THE EXERCISE: Write the material out again, line by line, exactly as it is.

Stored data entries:
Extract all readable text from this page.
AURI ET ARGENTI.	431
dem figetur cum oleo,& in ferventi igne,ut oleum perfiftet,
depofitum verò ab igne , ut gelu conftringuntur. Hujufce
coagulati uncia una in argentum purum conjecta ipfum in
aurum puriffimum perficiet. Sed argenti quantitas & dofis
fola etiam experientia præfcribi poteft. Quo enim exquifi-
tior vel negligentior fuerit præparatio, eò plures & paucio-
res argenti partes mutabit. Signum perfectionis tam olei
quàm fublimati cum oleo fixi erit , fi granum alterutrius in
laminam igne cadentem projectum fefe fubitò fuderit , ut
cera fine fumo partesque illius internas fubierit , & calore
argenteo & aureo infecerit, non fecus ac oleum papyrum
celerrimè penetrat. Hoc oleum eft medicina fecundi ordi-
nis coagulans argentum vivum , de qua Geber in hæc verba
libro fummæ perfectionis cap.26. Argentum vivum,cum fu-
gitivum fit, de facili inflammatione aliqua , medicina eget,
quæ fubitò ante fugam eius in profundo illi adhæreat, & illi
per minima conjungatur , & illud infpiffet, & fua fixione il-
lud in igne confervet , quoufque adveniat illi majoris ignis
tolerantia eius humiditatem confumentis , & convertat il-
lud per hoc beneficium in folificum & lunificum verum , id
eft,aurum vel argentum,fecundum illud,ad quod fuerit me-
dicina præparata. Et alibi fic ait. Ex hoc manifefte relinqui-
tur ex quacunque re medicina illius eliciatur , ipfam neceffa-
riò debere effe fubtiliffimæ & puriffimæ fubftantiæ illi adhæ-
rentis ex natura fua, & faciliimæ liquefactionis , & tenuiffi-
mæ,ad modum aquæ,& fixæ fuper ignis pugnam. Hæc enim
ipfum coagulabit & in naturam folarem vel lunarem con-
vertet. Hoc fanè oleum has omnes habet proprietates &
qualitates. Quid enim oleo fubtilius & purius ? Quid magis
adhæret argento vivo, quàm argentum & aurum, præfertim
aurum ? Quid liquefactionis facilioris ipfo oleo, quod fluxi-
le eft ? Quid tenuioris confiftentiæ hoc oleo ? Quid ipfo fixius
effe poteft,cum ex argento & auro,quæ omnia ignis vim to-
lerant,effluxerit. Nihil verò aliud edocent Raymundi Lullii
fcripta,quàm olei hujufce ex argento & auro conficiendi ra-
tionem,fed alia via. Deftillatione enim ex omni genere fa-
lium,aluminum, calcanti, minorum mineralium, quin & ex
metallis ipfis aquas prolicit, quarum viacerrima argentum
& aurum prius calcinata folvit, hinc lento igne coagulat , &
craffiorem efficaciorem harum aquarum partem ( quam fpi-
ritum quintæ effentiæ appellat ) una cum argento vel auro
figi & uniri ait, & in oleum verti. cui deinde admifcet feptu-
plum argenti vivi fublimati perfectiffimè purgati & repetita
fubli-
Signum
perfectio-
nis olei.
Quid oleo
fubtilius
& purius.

COMPLETED TASK:
Extract all readable text from this page.
AURI ET ARGENTI.	431
dem figetur cum oleo,& in ferventi igne,ut oleum perfiftet,
depofitum verò ab igne , ut gelu conftringuntur. Hujufce
coagulati uncia una in argentum purum conjecta ipfum in
aurum puriffimum perficiet. Sed argenti quantitas & dofis
fola etiam experientia præfcribi poteft. Quo enim exquifi-
tior vel negligentior fuerit præparatio, eò plures & paucio-
res argenti partes mutabit. Signum perfectionis tam olei
quàm fublimati cum oleo fixi erit , fi granum alterutrius in
laminam igne cadentem projectum fefe fubitò fuderit , ut
cera fine fumo partesque illius internas fubierit , & calore
argenteo & aureo infecerit, non fecus ac oleum papyrum
celerrimè penetrat. Hoc oleum eft medicina fecundi ordi-
nis coagulans argentum vivum , de qua Geber in hæc verba
libro fummæ perfectionis cap.26. Argentum vivum,cum fu-
gitivum fit, de facili inflammatione aliqua , medicina eget,
quæ fubitò ante fugam eius in profundo illi adhæreat, & illi
per minima conjungatur , & illud infpiffet, & fua fixione il-
lud in igne confervet , quoufque adveniat illi majoris ignis
tolerantia eius humiditatem confumentis , & convertat il-
lud per hoc beneficium in folificum & lunificum verum , id
eft,aurum vel argentum,fecundum illud,ad quod fuerit me-
dicina præparata. Et alibi fic ait. Ex hoc manifefte relinqui-
tur ex quacunque re medicina illius eliciatur , ipfam neceffa-
riò debere effe fubtiliffimæ & puriffimæ fubftantiæ illi adhæ-
rentis ex natura fua, & faciliimæ liquefactionis , & tenuiffi-
mæ,ad modum aquæ,& fixæ fuper ignis pugnam. Hæc enim
ipfum coagulabit & in naturam folarem vel lunarem con-
vertet. Hoc fanè oleum has omnes habet proprietates &
qualitates. Quid enim oleo fubtilius & purius ? Quid magis
adhæret argento vivo, quàm argentum & aurum, præfertim
aurum ? Quid liquefactionis facilioris ipfo oleo, quod fluxi-
le eft ? Quid tenuioris confiftentiæ hoc oleo ? Quid ipfo fixius
effe poteft,cum ex argento & auro,quæ omnia ignis vim to-
lerant,effluxerit. Nihil verò aliud edocent Raymundi Lullii
fcripta,quàm olei hujufce ex argento & auro conficiendi ra-
tionem,fed alia via. Deftillatione enim ex omni genere fa-
lium,aluminum, calcanti, minorum mineralium, quin & ex
metallis ipfis aquas prolicit, quarum viacerrima argentum
& aurum prius calcinata folvit, hinc lento igne coagulat , &
craffiorem efficaciorem harum aquarum partem ( quam fpi-
ritum quintæ effentiæ appellat ) una cum argento vel auro
figi & uniri ait, & in oleum verti. cui deinde admifcet feptu-
plum argenti vivi fublimati perfectiffimè purgati & repetita
fubli-
Signum
perfectio-
nis olei.
Quid oleo
fubtilius
& purius.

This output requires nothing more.